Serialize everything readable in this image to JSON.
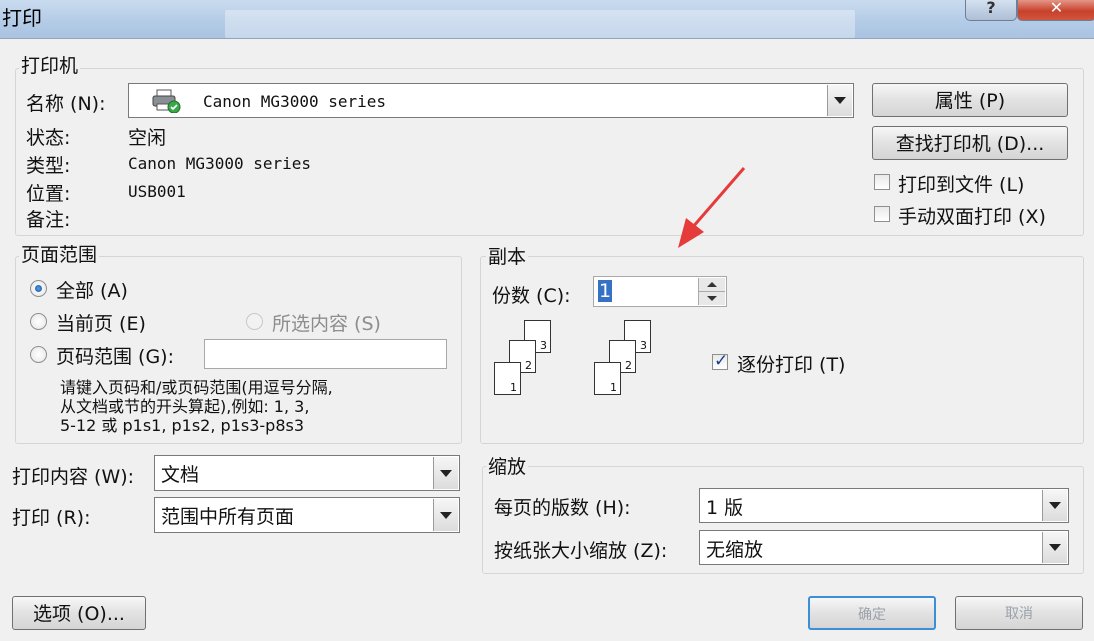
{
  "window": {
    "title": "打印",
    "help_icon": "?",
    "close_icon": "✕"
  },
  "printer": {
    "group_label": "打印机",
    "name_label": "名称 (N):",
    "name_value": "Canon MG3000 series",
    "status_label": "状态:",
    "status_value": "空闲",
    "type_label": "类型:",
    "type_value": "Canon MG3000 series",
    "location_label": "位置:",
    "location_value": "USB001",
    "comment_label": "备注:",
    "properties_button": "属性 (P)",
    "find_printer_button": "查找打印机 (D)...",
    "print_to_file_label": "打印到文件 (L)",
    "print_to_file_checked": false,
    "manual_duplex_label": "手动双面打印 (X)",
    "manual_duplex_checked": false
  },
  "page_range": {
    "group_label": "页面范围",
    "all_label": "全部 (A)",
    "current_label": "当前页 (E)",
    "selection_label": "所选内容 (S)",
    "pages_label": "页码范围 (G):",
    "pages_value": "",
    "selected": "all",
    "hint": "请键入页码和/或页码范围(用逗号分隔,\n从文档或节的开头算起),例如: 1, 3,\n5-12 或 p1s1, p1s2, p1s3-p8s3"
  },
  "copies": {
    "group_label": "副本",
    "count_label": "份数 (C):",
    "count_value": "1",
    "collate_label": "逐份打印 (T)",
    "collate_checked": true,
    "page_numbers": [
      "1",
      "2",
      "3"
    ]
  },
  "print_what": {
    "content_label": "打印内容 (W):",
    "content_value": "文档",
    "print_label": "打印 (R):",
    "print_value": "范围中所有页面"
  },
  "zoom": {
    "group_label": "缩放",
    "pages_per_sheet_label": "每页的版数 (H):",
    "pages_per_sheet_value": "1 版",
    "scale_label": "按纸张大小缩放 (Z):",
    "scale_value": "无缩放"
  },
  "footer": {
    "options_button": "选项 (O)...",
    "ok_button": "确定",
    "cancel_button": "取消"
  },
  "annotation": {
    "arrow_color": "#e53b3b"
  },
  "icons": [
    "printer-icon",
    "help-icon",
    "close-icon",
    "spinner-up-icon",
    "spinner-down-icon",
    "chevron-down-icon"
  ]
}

→ **The exercise**
Copy every record above exactly, leaving out any pictures.

→ **Reply**
Serialize everything readable in this image to JSON.
{
  "window": {
    "title": "打印",
    "help_icon": "?",
    "close_icon": "✕"
  },
  "printer": {
    "group_label": "打印机",
    "name_label": "名称 (N):",
    "name_value": "Canon MG3000 series",
    "status_label": "状态:",
    "status_value": "空闲",
    "type_label": "类型:",
    "type_value": "Canon MG3000 series",
    "location_label": "位置:",
    "location_value": "USB001",
    "comment_label": "备注:",
    "properties_button": "属性 (P)",
    "find_printer_button": "查找打印机 (D)...",
    "print_to_file_label": "打印到文件 (L)",
    "print_to_file_checked": false,
    "manual_duplex_label": "手动双面打印 (X)",
    "manual_duplex_checked": false
  },
  "page_range": {
    "group_label": "页面范围",
    "all_label": "全部 (A)",
    "current_label": "当前页 (E)",
    "selection_label": "所选内容 (S)",
    "pages_label": "页码范围 (G):",
    "pages_value": "",
    "selected": "all",
    "hint": "请键入页码和/或页码范围(用逗号分隔,\n从文档或节的开头算起),例如: 1, 3,\n5-12 或 p1s1, p1s2, p1s3-p8s3"
  },
  "copies": {
    "group_label": "副本",
    "count_label": "份数 (C):",
    "count_value": "1",
    "collate_label": "逐份打印 (T)",
    "collate_checked": true,
    "page_numbers": [
      "1",
      "2",
      "3"
    ]
  },
  "print_what": {
    "content_label": "打印内容 (W):",
    "content_value": "文档",
    "print_label": "打印 (R):",
    "print_value": "范围中所有页面"
  },
  "zoom": {
    "group_label": "缩放",
    "pages_per_sheet_label": "每页的版数 (H):",
    "pages_per_sheet_value": "1 版",
    "scale_label": "按纸张大小缩放 (Z):",
    "scale_value": "无缩放"
  },
  "footer": {
    "options_button": "选项 (O)...",
    "ok_button": "确定",
    "cancel_button": "取消"
  },
  "annotation": {
    "arrow_color": "#e53b3b"
  },
  "icons": [
    "printer-icon",
    "help-icon",
    "close-icon",
    "spinner-up-icon",
    "spinner-down-icon",
    "chevron-down-icon"
  ]
}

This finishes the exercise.